INSTRUCTIONS TO FOLLOW:
From the listing below, extract every line in which the word "العام" appears.

DATA EXCERPTS:
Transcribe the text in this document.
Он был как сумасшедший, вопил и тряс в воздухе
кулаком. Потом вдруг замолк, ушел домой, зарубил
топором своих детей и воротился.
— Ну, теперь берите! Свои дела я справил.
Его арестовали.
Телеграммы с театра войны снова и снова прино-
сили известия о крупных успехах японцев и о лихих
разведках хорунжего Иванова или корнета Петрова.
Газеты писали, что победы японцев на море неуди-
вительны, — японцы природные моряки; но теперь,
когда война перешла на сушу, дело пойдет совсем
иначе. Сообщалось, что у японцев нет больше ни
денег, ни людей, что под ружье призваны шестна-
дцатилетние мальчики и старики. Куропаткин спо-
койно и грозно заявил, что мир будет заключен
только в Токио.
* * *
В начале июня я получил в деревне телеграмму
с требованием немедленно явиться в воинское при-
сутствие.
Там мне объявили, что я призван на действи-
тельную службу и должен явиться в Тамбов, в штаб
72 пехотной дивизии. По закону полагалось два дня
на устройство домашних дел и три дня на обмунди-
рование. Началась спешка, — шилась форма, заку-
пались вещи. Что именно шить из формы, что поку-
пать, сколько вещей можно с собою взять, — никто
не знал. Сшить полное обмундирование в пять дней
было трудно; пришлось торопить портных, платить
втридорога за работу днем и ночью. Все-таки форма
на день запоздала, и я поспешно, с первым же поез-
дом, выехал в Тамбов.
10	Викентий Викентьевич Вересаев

--

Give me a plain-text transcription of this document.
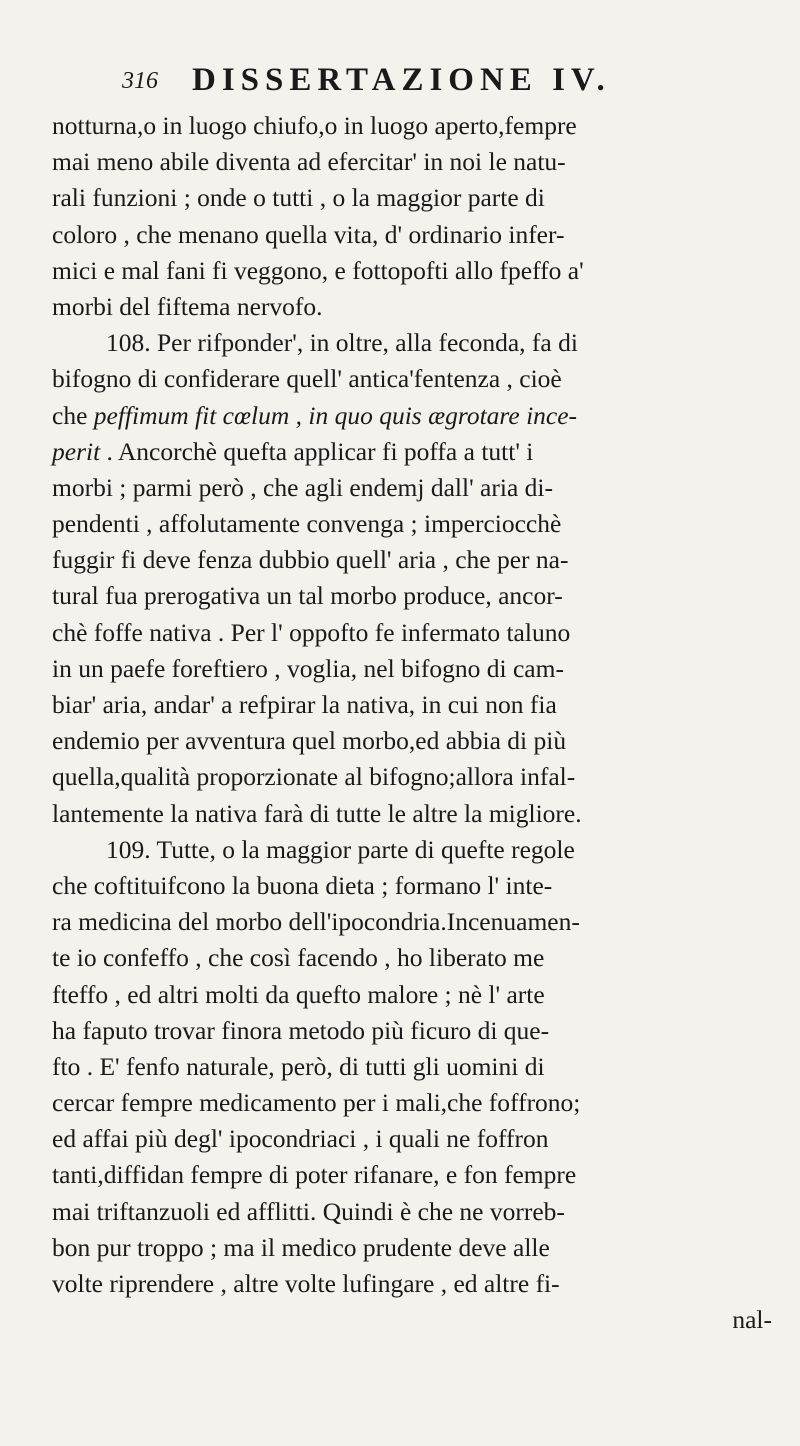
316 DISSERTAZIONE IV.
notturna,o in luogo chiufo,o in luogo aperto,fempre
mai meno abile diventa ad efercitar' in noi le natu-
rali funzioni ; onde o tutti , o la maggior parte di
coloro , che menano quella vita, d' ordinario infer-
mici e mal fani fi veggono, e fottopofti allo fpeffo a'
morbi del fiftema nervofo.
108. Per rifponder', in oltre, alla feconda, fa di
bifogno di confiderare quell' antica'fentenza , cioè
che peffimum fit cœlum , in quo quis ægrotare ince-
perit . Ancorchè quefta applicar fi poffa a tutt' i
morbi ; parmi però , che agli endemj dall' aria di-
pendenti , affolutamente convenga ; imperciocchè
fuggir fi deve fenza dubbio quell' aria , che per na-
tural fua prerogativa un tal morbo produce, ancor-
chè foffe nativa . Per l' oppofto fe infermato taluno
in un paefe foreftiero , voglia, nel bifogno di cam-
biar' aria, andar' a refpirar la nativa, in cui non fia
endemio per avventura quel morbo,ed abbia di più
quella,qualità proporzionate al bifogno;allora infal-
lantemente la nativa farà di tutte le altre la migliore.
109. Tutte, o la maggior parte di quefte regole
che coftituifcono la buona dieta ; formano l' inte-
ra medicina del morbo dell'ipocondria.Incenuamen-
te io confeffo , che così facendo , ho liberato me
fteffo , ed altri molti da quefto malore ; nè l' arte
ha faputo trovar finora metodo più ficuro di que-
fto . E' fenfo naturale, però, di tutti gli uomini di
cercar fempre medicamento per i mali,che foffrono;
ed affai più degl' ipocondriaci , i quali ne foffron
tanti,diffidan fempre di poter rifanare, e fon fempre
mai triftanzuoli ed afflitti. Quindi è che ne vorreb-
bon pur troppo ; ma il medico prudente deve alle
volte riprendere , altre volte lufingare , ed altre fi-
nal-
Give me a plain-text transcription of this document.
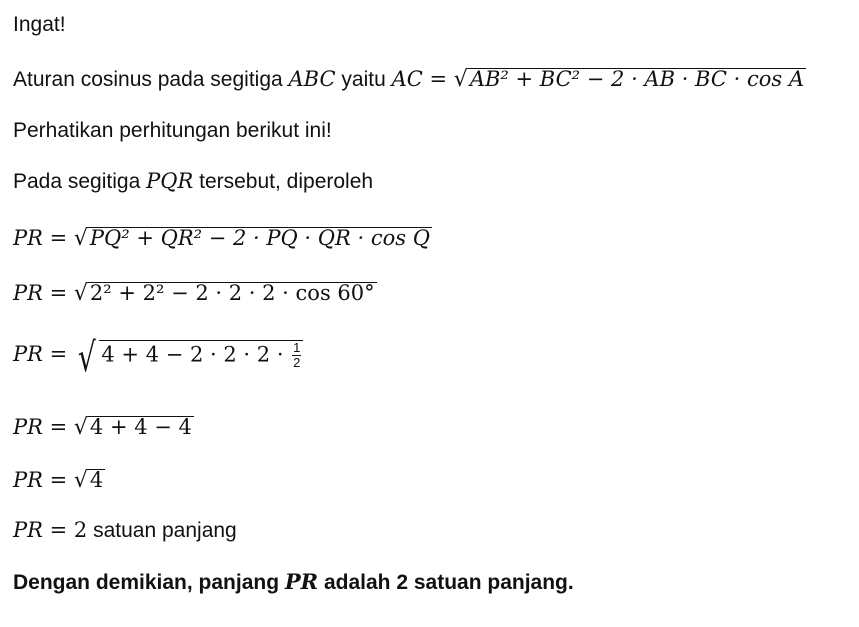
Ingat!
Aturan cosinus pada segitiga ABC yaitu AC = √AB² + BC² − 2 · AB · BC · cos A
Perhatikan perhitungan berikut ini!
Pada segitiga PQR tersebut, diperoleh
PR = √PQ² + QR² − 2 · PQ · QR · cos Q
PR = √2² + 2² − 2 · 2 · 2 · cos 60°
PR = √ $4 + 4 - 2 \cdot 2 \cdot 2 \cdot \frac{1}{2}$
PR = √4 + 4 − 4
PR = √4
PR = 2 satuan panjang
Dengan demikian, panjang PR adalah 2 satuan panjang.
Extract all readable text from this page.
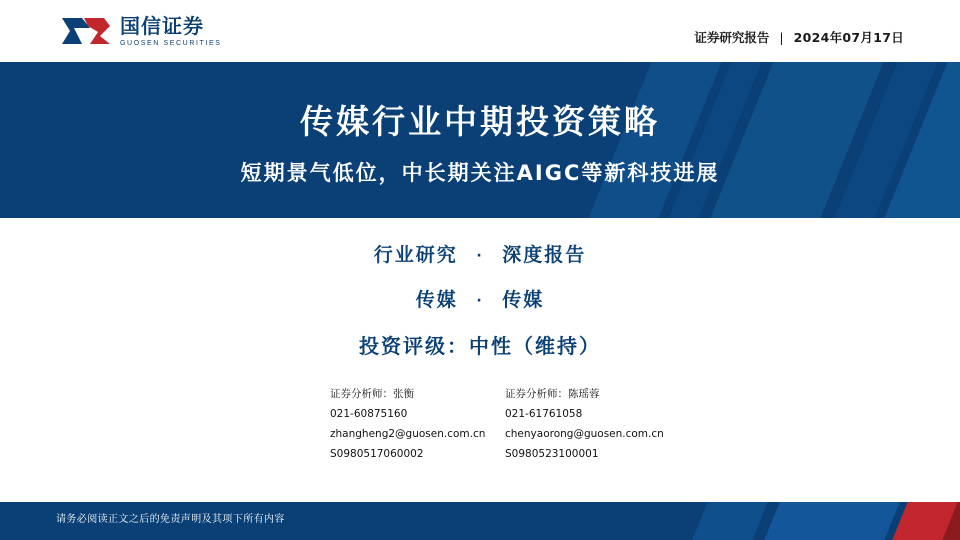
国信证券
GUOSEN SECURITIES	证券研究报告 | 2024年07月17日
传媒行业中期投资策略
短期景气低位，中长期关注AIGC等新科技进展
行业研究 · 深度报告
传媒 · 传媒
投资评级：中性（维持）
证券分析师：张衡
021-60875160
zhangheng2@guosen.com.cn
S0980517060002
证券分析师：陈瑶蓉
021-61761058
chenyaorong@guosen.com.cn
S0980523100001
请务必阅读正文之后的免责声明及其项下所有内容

* * *

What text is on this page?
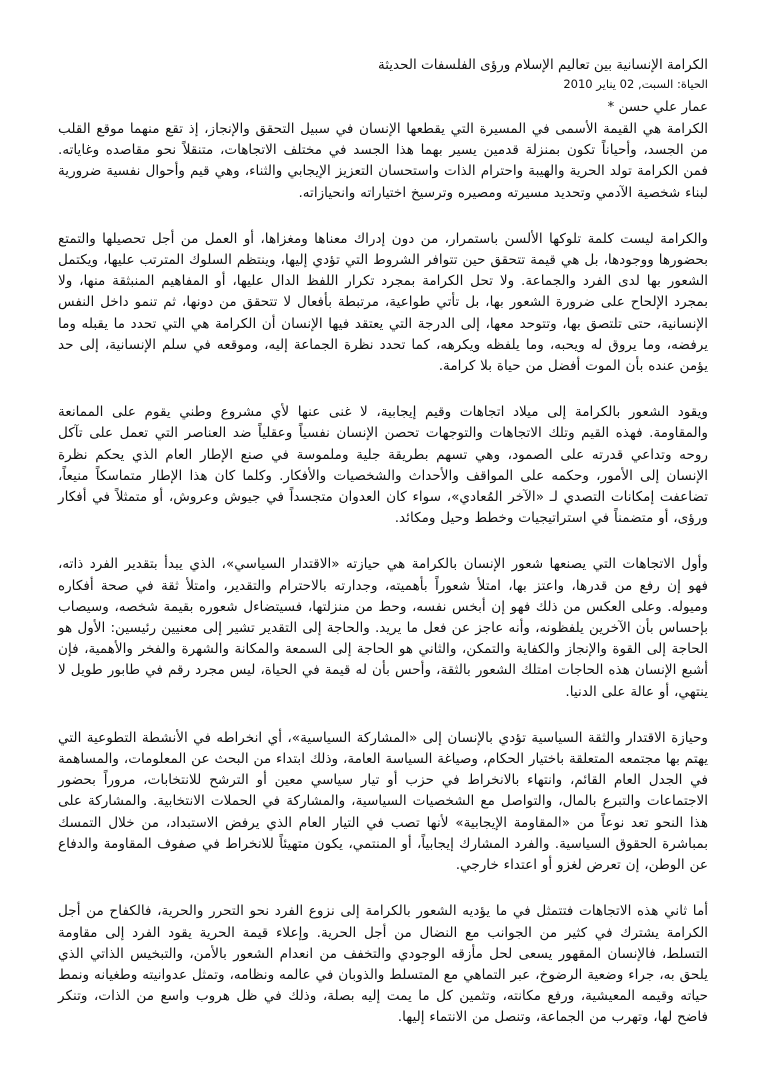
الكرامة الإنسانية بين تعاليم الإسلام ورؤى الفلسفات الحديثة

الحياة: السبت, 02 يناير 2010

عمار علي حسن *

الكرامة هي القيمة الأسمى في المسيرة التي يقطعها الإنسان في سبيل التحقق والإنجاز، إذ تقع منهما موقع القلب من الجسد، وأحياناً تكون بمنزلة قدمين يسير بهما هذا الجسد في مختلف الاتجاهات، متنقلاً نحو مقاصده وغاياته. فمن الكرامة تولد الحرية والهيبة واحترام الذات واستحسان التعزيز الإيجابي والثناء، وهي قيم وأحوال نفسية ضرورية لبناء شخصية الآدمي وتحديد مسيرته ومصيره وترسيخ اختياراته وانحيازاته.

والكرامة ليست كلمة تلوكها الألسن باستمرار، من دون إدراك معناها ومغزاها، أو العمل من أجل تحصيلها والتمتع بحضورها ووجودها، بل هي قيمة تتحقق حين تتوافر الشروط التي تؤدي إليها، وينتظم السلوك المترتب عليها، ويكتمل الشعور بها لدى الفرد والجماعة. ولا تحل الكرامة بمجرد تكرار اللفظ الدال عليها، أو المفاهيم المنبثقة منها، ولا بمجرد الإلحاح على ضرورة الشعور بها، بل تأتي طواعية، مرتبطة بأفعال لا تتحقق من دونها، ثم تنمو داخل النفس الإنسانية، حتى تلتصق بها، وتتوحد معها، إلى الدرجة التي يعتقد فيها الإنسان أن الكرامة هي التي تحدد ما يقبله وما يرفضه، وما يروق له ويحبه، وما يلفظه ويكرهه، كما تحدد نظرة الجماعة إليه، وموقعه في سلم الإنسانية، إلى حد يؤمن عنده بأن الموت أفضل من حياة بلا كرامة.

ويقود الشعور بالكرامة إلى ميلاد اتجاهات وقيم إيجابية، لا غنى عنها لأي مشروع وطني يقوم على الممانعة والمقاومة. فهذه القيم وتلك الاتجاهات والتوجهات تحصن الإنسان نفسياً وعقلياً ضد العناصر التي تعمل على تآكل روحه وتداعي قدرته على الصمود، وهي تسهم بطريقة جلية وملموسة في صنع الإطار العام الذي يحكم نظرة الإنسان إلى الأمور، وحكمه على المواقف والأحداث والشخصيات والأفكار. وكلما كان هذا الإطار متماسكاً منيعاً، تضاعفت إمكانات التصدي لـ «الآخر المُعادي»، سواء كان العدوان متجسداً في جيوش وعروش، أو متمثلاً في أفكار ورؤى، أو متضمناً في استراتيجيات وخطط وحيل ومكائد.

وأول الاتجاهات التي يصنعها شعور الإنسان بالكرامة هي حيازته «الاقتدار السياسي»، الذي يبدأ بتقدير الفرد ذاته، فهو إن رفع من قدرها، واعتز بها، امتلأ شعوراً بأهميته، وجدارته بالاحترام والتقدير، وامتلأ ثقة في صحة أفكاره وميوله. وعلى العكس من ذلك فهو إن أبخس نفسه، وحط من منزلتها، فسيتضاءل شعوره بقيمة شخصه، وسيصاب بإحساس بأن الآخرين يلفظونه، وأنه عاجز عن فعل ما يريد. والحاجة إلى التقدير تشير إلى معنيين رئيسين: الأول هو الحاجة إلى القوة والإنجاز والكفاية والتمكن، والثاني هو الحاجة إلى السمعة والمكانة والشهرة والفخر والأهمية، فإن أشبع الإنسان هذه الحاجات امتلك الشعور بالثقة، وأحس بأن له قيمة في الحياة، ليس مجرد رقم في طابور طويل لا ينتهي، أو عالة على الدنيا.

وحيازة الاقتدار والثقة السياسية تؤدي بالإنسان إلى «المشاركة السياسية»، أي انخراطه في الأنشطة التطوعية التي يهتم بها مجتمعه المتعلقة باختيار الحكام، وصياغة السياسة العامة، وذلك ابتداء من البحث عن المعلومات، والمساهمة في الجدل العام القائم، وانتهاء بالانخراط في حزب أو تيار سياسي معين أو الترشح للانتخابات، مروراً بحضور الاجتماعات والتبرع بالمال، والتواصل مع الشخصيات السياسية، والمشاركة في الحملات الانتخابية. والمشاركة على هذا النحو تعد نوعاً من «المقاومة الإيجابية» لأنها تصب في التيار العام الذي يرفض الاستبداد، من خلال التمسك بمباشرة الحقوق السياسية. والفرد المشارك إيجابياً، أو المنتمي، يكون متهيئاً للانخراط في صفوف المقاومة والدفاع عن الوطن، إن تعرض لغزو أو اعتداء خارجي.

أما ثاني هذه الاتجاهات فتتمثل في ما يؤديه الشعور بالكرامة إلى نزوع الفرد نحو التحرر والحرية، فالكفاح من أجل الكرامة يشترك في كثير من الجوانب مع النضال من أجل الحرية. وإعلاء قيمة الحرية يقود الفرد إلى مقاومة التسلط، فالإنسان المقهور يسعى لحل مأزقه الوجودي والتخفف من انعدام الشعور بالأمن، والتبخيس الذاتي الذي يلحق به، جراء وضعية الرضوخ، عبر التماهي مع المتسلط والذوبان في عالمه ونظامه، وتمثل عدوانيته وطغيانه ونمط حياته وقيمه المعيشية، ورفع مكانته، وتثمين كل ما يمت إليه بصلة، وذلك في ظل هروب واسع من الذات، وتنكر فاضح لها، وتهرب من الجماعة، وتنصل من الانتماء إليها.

FULL SOLUTION:
ويقود الشعور بالكرامة إلى ميلاد اتجاهات وقيم إيجابية، لا غنى عنها لأي مشروع وطني يقوم على الممانعة والمقاومة. فهذه القيم وتلك الاتجاهات والتوجهات تحصن الإنسان نفسياً وعقلياً ضد العناصر التي تعمل على تآكل روحه وتداعي قدرته على الصمود، وهي تسهم بطريقة جلية وملموسة في صنع الإطار العام الذي يحكم نظرة الإنسان إلى الأمور، وحكمه على المواقف والأحداث والشخصيات والأفكار. وكلما كان هذا الإطار متماسكاً منيعاً، تضاعفت إمكانات التصدي لـ «الآخر المُعادي»، سواء كان العدوان متجسداً في جيوش وعروش، أو متمثلاً في أفكار ورؤى، أو متضمناً في استراتيجيات وخطط وحيل ومكائد.
وحيازة الاقتدار والثقة السياسية تؤدي بالإنسان إلى «المشاركة السياسية»، أي انخراطه في الأنشطة التطوعية التي يهتم بها مجتمعه المتعلقة باختيار الحكام، وصياغة السياسة العامة، وذلك ابتداء من البحث عن المعلومات، والمساهمة في الجدل العام القائم، وانتهاء بالانخراط في حزب أو تيار سياسي معين أو الترشح للانتخابات، مروراً بحضور الاجتماعات والتبرع بالمال، والتواصل مع الشخصيات السياسية، والمشاركة في الحملات الانتخابية. والمشاركة على هذا النحو تعد نوعاً من «المقاومة الإيجابية» لأنها تصب في التيار العام الذي يرفض الاستبداد، من خلال التمسك بمباشرة الحقوق السياسية. والفرد المشارك إيجابياً، أو المنتمي، يكون متهيئاً للانخراط في صفوف المقاومة والدفاع عن الوطن، إن تعرض لغزو أو اعتداء خارجي.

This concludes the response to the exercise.